_Goal_: Reproduce each line bearing the word "全日制硕士研究生".

[Dataset excerpt]
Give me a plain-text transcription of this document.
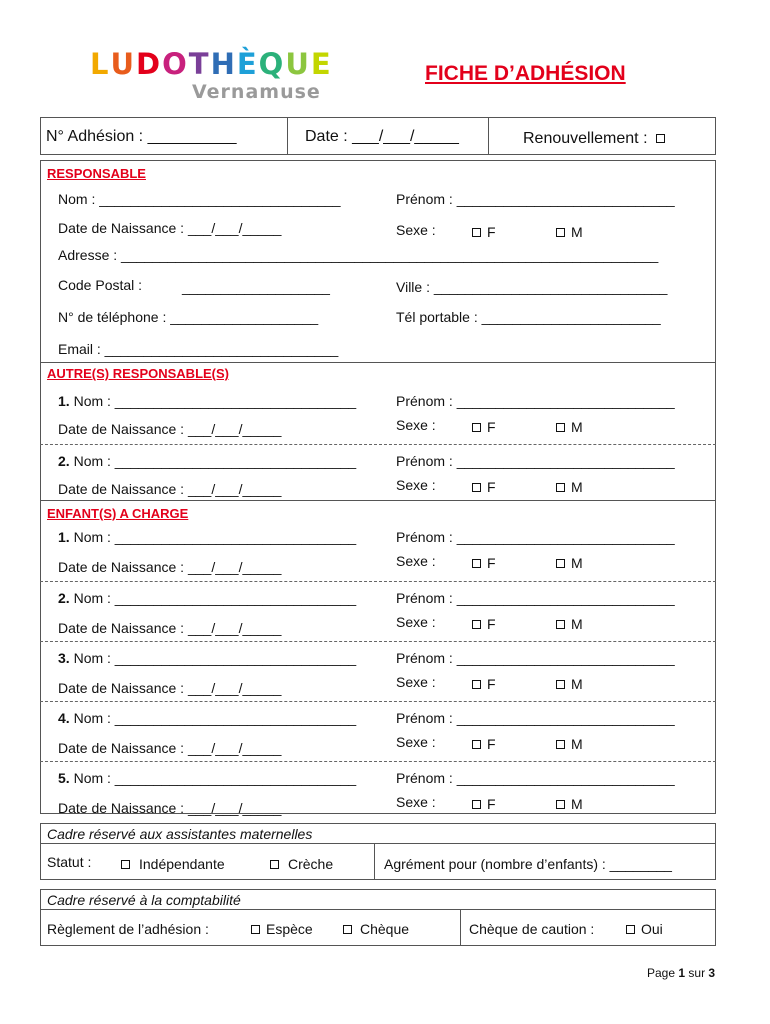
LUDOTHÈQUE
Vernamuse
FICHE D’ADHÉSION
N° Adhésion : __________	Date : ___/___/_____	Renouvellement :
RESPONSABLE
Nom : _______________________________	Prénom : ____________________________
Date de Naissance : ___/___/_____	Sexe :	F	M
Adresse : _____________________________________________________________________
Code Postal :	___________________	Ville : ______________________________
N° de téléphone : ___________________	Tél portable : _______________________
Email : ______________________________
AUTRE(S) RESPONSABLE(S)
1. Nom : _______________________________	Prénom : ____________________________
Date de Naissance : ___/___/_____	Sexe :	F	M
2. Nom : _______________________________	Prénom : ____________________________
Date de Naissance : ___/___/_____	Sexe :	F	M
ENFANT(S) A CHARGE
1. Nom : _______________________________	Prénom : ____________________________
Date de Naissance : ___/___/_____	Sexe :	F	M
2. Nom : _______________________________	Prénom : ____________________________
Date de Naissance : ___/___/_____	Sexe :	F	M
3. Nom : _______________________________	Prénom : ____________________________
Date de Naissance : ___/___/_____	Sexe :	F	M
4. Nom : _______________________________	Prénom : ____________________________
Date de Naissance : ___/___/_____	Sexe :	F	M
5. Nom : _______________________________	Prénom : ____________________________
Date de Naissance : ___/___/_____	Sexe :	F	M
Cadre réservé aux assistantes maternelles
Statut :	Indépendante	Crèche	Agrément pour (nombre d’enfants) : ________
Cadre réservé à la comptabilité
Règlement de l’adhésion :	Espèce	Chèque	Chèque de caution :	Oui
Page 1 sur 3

...

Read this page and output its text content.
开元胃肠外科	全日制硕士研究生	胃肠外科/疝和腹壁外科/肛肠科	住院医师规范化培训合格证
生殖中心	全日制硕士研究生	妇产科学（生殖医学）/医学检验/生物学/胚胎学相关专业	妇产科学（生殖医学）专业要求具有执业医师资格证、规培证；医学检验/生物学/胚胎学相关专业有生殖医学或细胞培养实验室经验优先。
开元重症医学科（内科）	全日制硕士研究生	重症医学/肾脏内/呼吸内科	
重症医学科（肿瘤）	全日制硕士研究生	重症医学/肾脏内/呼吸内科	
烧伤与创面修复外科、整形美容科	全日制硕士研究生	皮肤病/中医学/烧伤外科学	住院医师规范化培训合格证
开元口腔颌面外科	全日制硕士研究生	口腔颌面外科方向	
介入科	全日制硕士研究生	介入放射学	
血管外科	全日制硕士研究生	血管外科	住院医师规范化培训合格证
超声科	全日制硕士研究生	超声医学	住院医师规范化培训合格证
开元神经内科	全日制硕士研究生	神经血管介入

--

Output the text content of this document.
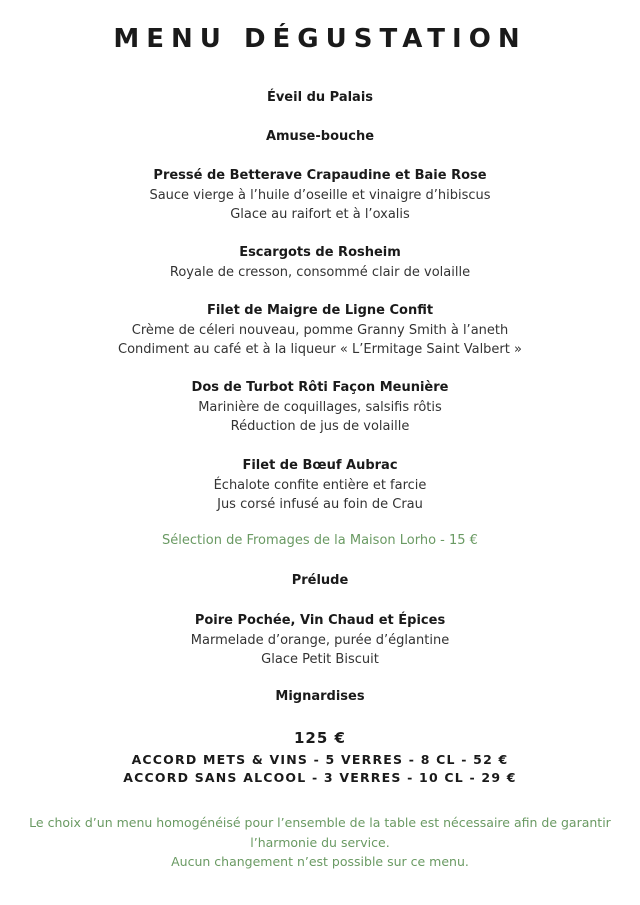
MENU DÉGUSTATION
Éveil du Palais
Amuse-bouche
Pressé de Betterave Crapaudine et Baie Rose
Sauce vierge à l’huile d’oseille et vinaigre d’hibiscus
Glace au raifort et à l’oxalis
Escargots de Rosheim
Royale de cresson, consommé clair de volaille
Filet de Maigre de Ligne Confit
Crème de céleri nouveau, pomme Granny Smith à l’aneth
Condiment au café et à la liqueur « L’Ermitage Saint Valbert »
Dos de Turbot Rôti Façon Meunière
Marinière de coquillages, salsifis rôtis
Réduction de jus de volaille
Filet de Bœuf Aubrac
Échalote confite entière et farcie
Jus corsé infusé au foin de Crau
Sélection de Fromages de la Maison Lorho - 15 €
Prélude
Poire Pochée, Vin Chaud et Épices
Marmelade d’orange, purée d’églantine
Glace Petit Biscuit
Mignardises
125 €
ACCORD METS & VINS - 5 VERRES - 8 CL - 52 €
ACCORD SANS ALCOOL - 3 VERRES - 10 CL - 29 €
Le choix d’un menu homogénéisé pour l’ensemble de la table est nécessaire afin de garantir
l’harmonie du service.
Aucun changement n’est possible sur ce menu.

_Result of this exercise_:
开元胃肠外科	全日制硕士研究生	胃肠外科/疝和腹壁外科/肛肠科	住院医师规范化培训合格证
生殖中心	全日制硕士研究生	妇产科学（生殖医学）/医学检验/生物学/胚胎学相关专业	妇产科学（生殖医学）专业要求具有执业医师资格证、规培证；医学检验/生物学/胚胎学相关专业有生殖医学或细胞培养实验室经验优先。
开元重症医学科（内科）	全日制硕士研究生	重症医学/肾脏内/呼吸内科	
重症医学科（肿瘤）	全日制硕士研究生	重症医学/肾脏内/呼吸内科	
烧伤与创面修复外科、整形美容科	全日制硕士研究生	皮肤病/中医学/烧伤外科学	住院医师规范化培训合格证
开元口腔颌面外科	全日制硕士研究生	口腔颌面外科方向	
介入科	全日制硕士研究生	介入放射学	
血管外科	全日制硕士研究生	血管外科	住院医师规范化培训合格证
超声科	全日制硕士研究生	超声医学	住院医师规范化培训合格证
开元神经内科	全日制硕士研究生	神经血管介入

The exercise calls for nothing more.